Dataset entries
**********

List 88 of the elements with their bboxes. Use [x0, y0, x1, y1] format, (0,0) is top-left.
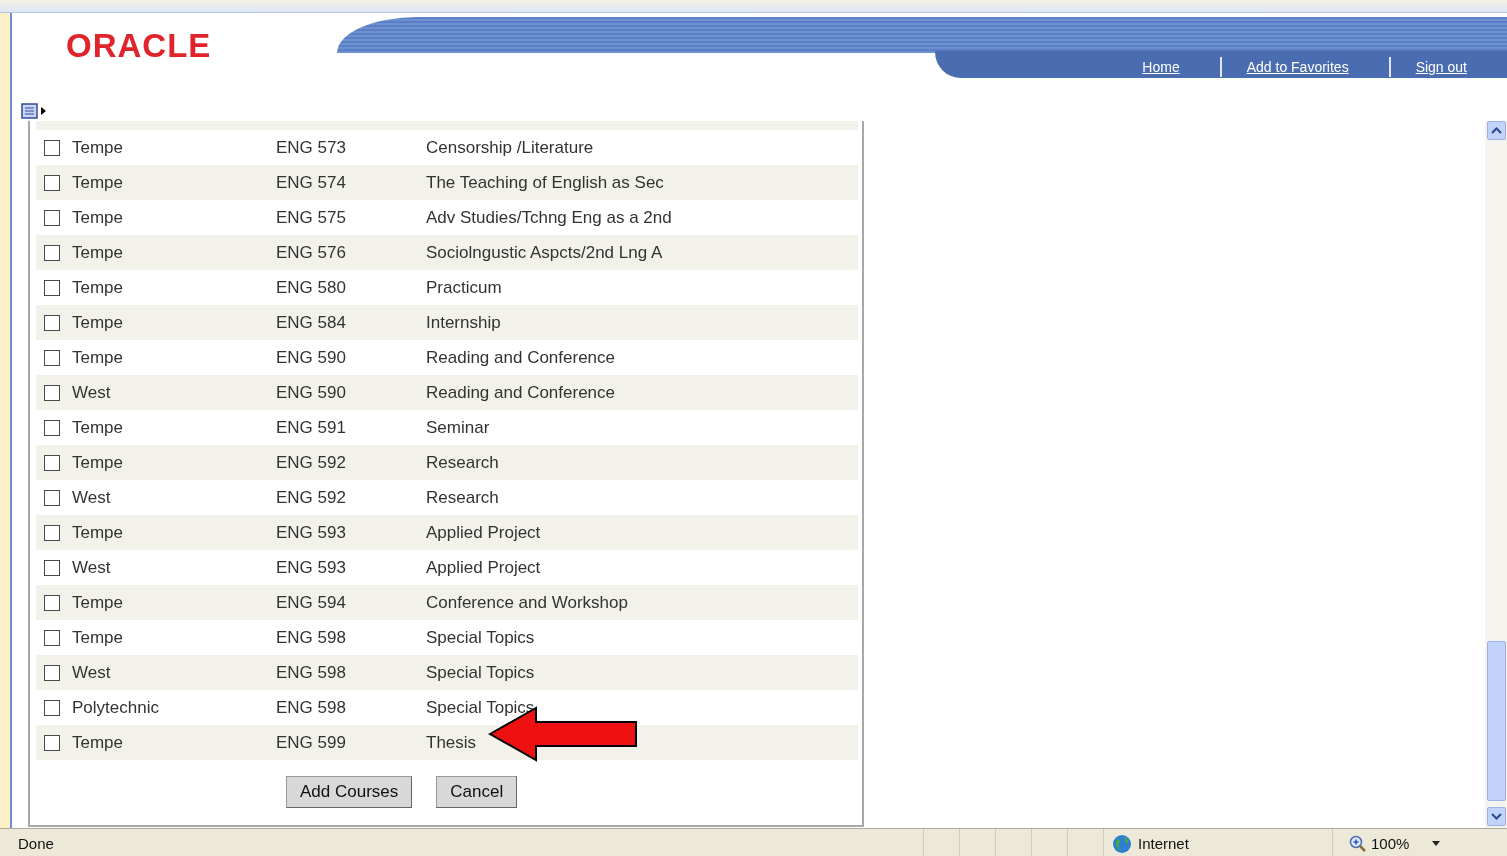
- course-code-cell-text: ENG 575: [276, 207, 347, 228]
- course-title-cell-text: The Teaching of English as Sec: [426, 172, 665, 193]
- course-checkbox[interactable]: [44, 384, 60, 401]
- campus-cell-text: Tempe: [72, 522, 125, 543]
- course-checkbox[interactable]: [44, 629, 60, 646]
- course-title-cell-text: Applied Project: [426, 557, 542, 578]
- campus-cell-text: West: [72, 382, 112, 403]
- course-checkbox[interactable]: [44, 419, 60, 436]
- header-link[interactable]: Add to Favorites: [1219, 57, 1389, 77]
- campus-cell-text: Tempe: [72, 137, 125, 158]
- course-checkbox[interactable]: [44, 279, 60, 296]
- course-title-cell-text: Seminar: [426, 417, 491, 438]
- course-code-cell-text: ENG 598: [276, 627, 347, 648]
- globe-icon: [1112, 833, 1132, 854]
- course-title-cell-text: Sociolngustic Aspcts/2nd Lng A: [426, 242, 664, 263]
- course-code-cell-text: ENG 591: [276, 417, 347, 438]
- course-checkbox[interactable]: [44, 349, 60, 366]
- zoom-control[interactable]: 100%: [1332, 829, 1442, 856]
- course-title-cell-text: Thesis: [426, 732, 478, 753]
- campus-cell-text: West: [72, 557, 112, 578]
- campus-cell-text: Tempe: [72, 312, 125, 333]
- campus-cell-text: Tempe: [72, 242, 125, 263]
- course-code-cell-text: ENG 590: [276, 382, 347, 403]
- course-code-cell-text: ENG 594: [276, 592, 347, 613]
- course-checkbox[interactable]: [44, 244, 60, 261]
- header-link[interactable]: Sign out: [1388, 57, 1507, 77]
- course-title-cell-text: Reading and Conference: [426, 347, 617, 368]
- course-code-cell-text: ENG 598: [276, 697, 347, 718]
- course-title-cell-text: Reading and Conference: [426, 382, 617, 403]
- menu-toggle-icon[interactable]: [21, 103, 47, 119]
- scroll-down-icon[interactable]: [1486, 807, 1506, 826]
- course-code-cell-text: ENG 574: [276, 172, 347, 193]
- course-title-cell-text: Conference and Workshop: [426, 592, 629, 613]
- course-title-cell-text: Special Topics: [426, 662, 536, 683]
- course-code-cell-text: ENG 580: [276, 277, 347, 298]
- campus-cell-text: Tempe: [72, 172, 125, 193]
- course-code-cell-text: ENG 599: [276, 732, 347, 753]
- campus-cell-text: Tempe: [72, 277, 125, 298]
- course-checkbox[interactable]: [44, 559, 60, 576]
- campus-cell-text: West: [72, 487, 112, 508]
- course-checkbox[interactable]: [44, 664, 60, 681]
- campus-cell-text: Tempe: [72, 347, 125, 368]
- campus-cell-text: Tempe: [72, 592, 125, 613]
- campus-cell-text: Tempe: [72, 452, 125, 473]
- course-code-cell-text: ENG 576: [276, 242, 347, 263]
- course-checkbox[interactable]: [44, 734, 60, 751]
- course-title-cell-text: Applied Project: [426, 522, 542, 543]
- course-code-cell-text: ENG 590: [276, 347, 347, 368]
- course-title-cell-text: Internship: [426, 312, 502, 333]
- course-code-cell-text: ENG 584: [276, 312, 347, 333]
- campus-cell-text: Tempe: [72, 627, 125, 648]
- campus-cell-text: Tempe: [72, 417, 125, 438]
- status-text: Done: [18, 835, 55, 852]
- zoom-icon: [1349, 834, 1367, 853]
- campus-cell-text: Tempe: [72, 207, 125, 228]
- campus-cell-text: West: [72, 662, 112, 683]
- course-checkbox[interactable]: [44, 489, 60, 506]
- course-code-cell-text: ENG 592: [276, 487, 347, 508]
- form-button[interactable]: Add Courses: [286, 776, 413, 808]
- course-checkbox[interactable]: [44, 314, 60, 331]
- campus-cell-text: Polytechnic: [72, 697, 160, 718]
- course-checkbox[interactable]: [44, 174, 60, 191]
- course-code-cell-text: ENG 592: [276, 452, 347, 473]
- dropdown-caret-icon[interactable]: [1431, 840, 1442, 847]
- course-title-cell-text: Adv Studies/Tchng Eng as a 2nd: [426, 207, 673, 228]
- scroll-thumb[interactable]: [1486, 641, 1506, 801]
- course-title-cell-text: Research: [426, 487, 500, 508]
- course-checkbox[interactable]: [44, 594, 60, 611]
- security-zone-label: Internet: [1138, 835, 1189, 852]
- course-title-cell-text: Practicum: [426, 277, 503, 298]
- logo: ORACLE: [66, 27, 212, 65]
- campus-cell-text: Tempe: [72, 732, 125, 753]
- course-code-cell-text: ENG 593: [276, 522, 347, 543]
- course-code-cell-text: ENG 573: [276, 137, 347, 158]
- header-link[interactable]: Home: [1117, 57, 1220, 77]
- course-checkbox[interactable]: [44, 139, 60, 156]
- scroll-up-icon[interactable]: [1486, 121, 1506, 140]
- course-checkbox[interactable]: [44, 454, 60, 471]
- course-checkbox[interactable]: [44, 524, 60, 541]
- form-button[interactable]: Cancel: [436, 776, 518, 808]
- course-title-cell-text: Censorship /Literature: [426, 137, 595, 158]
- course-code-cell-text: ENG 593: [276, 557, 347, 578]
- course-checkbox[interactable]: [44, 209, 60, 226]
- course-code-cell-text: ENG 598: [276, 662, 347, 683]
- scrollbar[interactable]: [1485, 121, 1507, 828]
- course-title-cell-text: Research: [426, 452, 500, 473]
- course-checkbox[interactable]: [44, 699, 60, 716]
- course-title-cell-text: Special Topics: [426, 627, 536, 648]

**********

WHAT YOU NEED TO DO - Update the lines from the one containing "- course-code-cell-text: ENG 575: [276, 207, 347, 228]" through the one containing "- course-checkbox[interactable]: [44, 279, 60, 296]", replacing "Tempe" with "Polytechnic" and keeping everything else the same.

REPLY -
- course-code-cell-text: ENG 575: [276, 207, 347, 228]
- course-title-cell-text: The Teaching of English as Sec: [426, 172, 665, 193]
- course-checkbox[interactable]: [44, 384, 60, 401]
- campus-cell-text: Polytechnic: [72, 522, 125, 543]
- course-checkbox[interactable]: [44, 629, 60, 646]
- course-title-cell-text: Applied Project: [426, 557, 542, 578]
- campus-cell-text: West: [72, 382, 112, 403]
- course-checkbox[interactable]: [44, 419, 60, 436]
- header-link[interactable]: Add to Favorites: [1219, 57, 1389, 77]
- campus-cell-text: Polytechnic: [72, 137, 125, 158]
- course-checkbox[interactable]: [44, 279, 60, 296]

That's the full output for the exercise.